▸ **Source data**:
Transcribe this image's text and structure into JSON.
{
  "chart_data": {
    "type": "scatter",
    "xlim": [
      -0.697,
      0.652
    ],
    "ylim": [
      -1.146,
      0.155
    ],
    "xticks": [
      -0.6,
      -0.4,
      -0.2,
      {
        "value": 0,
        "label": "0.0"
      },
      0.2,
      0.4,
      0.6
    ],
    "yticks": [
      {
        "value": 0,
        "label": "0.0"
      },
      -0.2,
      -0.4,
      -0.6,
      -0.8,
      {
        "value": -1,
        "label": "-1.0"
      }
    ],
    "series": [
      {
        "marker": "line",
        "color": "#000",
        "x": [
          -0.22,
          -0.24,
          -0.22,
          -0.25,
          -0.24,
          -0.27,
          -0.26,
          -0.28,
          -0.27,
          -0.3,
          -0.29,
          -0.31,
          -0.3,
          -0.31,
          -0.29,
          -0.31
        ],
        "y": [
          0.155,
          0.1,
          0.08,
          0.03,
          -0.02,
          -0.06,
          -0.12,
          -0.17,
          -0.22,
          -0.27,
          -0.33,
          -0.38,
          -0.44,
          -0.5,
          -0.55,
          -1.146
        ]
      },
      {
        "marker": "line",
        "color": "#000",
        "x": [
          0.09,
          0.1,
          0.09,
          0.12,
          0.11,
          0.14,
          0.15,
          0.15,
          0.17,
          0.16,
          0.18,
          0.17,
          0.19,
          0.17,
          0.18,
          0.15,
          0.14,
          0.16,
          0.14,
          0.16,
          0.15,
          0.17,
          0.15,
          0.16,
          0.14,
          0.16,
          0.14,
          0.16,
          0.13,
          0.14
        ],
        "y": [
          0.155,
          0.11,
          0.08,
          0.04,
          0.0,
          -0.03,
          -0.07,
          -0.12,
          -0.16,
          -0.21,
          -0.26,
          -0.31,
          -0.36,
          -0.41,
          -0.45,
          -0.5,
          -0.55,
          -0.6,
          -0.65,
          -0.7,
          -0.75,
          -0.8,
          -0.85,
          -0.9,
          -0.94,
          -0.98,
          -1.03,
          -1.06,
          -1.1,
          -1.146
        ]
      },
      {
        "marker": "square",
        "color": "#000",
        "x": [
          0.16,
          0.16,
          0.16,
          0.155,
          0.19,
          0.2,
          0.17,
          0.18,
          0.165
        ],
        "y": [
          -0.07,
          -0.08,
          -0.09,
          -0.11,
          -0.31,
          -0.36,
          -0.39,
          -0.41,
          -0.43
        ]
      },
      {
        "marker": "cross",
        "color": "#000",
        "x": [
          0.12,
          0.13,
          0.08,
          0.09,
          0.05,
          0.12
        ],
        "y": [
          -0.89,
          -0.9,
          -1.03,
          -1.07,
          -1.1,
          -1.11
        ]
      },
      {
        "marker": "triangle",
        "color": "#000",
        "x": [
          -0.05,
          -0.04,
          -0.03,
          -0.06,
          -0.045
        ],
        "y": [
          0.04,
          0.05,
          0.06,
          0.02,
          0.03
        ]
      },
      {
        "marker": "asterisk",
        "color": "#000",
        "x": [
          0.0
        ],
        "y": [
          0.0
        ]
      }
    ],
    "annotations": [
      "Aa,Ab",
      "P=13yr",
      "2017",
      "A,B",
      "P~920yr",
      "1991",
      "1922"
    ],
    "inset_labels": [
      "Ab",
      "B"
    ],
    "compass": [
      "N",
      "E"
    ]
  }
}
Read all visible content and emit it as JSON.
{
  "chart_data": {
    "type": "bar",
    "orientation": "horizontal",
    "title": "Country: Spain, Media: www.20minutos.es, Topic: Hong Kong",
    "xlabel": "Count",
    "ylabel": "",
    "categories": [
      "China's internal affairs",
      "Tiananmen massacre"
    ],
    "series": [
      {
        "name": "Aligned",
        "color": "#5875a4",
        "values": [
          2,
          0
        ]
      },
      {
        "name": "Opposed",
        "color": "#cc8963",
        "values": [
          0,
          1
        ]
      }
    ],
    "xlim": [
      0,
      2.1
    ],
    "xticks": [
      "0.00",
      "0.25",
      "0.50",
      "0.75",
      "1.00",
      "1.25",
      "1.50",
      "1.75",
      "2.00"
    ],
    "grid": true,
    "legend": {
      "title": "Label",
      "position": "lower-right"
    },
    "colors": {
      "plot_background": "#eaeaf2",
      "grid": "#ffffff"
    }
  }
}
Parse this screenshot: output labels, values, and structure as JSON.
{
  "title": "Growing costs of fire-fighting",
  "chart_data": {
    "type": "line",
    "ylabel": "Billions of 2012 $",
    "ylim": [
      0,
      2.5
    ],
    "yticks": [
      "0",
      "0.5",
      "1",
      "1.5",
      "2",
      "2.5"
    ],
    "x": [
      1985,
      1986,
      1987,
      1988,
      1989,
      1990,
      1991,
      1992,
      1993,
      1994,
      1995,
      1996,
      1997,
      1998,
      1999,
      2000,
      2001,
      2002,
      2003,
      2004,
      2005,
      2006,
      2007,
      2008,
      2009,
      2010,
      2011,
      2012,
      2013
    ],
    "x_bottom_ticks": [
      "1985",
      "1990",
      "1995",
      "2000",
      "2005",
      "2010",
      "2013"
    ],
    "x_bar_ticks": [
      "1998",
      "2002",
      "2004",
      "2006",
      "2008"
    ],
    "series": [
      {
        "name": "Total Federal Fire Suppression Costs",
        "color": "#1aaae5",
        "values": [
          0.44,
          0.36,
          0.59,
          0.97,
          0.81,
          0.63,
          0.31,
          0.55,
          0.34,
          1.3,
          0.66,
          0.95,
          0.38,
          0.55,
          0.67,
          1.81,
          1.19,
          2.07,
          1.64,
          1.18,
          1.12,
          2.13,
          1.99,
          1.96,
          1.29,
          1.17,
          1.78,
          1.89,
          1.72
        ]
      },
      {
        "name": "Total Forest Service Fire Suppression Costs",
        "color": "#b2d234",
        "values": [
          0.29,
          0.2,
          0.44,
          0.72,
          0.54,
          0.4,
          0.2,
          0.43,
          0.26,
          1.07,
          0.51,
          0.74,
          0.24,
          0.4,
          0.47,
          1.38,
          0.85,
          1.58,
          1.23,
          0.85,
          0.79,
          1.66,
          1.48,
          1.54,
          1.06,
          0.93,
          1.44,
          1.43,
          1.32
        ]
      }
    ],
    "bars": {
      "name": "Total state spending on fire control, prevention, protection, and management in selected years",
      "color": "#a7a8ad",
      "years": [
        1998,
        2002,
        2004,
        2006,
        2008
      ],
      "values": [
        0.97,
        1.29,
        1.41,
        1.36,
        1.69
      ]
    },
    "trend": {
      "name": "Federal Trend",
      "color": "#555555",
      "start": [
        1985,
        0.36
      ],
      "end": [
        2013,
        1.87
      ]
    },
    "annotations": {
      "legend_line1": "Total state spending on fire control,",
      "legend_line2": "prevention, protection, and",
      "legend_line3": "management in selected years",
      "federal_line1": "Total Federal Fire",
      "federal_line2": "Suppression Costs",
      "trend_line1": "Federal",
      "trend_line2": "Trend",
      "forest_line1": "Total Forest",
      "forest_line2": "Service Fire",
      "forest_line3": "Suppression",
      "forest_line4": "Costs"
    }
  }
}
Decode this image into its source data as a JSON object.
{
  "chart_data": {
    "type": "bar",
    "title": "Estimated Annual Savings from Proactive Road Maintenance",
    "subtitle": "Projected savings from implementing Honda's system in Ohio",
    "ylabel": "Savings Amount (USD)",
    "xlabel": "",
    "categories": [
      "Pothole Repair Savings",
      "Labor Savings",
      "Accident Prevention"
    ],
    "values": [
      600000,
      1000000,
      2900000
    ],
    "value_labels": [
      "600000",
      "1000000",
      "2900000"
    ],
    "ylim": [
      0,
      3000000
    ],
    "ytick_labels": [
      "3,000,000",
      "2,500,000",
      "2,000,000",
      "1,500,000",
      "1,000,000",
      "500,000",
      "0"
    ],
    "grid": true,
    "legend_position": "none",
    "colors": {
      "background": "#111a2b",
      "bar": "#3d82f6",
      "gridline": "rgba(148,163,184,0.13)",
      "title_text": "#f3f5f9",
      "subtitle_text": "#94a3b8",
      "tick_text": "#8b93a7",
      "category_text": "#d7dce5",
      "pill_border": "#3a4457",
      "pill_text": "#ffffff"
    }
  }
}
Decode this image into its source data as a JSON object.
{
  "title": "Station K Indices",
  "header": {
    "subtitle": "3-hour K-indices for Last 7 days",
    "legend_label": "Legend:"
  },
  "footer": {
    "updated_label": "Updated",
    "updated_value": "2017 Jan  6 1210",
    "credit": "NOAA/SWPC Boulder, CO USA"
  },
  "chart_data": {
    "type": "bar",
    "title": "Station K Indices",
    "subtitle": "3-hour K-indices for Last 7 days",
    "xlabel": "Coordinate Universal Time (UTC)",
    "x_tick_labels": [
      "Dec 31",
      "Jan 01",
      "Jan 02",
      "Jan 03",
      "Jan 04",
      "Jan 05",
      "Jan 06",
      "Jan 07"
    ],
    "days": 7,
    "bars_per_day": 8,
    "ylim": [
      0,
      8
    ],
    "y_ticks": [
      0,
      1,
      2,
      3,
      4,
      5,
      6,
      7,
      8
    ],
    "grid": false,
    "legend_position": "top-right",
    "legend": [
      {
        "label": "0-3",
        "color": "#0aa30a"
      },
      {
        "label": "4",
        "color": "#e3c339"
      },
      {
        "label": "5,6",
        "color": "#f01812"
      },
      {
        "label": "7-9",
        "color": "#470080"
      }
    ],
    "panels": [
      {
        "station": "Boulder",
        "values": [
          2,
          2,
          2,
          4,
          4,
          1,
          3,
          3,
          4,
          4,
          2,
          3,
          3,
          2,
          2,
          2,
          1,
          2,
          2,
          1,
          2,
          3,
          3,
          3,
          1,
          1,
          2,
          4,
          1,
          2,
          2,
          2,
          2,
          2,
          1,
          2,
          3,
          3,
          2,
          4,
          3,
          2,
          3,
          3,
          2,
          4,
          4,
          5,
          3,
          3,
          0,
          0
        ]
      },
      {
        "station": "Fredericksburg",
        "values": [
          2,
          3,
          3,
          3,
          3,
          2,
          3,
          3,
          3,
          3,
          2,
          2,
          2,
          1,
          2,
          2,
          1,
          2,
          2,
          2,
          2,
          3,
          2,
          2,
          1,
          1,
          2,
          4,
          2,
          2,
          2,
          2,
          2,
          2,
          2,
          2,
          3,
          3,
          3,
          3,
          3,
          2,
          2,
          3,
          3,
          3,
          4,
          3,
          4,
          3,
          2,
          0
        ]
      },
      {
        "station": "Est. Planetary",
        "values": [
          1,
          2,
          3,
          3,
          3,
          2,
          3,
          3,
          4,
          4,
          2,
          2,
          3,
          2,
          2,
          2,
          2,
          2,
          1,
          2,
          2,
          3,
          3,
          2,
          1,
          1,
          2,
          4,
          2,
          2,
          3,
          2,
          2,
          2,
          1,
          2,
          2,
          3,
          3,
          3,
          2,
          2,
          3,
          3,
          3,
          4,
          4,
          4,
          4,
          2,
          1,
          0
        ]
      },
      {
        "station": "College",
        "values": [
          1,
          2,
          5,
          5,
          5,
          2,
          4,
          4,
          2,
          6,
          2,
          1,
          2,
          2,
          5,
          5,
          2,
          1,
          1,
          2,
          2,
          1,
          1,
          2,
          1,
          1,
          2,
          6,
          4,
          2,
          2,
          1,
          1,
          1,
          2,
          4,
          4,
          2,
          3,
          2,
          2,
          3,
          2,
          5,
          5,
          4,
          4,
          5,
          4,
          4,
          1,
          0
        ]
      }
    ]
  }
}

▸ **Work to be completed**: Within the entries above, how many lines contain "control"? Respond with the number only.

▸ **The completed task**: 2